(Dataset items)
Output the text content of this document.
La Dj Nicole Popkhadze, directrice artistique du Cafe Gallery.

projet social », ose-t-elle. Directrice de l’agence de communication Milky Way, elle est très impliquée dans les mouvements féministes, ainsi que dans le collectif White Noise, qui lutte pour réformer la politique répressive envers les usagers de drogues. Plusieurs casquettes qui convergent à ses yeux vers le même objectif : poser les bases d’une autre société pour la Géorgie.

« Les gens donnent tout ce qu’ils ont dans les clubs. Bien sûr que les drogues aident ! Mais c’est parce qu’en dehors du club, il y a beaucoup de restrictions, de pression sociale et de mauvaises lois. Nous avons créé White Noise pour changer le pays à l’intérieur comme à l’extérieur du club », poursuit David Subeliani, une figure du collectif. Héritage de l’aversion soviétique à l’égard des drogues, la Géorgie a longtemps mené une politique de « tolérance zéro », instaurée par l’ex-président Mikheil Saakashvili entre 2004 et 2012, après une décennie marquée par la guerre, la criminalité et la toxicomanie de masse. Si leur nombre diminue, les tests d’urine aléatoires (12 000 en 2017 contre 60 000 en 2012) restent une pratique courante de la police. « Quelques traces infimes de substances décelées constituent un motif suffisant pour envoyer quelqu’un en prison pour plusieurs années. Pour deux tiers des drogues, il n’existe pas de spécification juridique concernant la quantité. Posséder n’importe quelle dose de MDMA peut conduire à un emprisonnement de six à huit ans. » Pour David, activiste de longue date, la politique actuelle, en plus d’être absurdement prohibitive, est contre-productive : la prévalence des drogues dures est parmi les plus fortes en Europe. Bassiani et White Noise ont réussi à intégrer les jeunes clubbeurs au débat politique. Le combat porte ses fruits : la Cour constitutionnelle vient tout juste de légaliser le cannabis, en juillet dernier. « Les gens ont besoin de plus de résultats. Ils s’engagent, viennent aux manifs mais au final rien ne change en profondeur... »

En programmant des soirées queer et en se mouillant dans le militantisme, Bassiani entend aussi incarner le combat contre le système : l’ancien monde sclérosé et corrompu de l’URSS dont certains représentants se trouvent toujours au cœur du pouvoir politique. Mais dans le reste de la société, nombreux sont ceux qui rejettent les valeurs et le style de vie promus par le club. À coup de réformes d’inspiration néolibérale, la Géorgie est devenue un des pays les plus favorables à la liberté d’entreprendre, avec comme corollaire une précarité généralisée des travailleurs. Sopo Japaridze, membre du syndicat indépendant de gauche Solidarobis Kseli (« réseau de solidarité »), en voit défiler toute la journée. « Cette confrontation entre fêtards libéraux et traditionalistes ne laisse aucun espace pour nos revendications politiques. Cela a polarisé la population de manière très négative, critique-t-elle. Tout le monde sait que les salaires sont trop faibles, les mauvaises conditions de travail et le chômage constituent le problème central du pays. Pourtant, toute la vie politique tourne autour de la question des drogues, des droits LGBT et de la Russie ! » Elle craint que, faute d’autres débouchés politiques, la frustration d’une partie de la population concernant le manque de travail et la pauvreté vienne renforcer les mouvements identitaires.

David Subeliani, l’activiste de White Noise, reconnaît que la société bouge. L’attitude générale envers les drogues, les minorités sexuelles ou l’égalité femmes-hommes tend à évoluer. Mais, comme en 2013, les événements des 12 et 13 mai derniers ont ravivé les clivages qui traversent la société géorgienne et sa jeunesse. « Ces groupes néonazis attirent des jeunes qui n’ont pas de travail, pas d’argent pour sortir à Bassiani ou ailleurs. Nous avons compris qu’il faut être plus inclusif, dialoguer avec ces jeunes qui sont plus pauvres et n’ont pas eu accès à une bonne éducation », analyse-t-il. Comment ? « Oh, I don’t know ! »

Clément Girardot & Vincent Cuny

**SHORT EXERCISE:** Copy out the whole listing, exactly as written.

**REPLY:**
Output the text content of this document.
La Dj Nicole Popkhadze, directrice artistique du Cafe Gallery.

projet social », ose-t-elle. Directrice de l’agence de communication Milky Way, elle est très impliquée dans les mouvements féministes, ainsi que dans le collectif White Noise, qui lutte pour réformer la politique répressive envers les usagers de drogues. Plusieurs casquettes qui convergent à ses yeux vers le même objectif : poser les bases d’une autre société pour la Géorgie.

« Les gens donnent tout ce qu’ils ont dans les clubs. Bien sûr que les drogues aident ! Mais c’est parce qu’en dehors du club, il y a beaucoup de restrictions, de pression sociale et de mauvaises lois. Nous avons créé White Noise pour changer le pays à l’intérieur comme à l’extérieur du club », poursuit David Subeliani, une figure du collectif. Héritage de l’aversion soviétique à l’égard des drogues, la Géorgie a longtemps mené une politique de « tolérance zéro », instaurée par l’ex-président Mikheil Saakashvili entre 2004 et 2012, après une décennie marquée par la guerre, la criminalité et la toxicomanie de masse. Si leur nombre diminue, les tests d’urine aléatoires (12 000 en 2017 contre 60 000 en 2012) restent une pratique courante de la police. « Quelques traces infimes de substances décelées constituent un motif suffisant pour envoyer quelqu’un en prison pour plusieurs années. Pour deux tiers des drogues, il n’existe pas de spécification juridique concernant la quantité. Posséder n’importe quelle dose de MDMA peut conduire à un emprisonnement de six à huit ans. » Pour David, activiste de longue date, la politique actuelle, en plus d’être absurdement prohibitive, est contre-productive : la prévalence des drogues dures est parmi les plus fortes en Europe. Bassiani et White Noise ont réussi à intégrer les jeunes clubbeurs au débat politique. Le combat porte ses fruits : la Cour constitutionnelle vient tout juste de légaliser le cannabis, en juillet dernier. « Les gens ont besoin de plus de résultats. Ils s’engagent, viennent aux manifs mais au final rien ne change en profondeur... »

En programmant des soirées queer et en se mouillant dans le militantisme, Bassiani entend aussi incarner le combat contre le système : l’ancien monde sclérosé et corrompu de l’URSS dont certains représentants se trouvent toujours au cœur du pouvoir politique. Mais dans le reste de la société, nombreux sont ceux qui rejettent les valeurs et le style de vie promus par le club. À coup de réformes d’inspiration néolibérale, la Géorgie est devenue un des pays les plus favorables à la liberté d’entreprendre, avec comme corollaire une précarité généralisée des travailleurs. Sopo Japaridze, membre du syndicat indépendant de gauche Solidarobis Kseli (« réseau de solidarité »), en voit défiler toute la journée. « Cette confrontation entre fêtards libéraux et traditionalistes ne laisse aucun espace pour nos revendications politiques. Cela a polarisé la population de manière très négative, critique-t-elle. Tout le monde sait que les salaires sont trop faibles, les mauvaises conditions de travail et le chômage constituent le problème central du pays. Pourtant, toute la vie politique tourne autour de la question des drogues, des droits LGBT et de la Russie ! » Elle craint que, faute d’autres débouchés politiques, la frustration d’une partie de la population concernant le manque de travail et la pauvreté vienne renforcer les mouvements identitaires.

David Subeliani, l’activiste de White Noise, reconnaît que la société bouge. L’attitude générale envers les drogues, les minorités sexuelles ou l’égalité femmes-hommes tend à évoluer. Mais, comme en 2013, les événements des 12 et 13 mai derniers ont ravivé les clivages qui traversent la société géorgienne et sa jeunesse. « Ces groupes néonazis attirent des jeunes qui n’ont pas de travail, pas d’argent pour sortir à Bassiani ou ailleurs. Nous avons compris qu’il faut être plus inclusif, dialoguer avec ces jeunes qui sont plus pauvres et n’ont pas eu accès à une bonne éducation », analyse-t-il. Comment ? « Oh, I don’t know ! »

Clément Girardot & Vincent Cuny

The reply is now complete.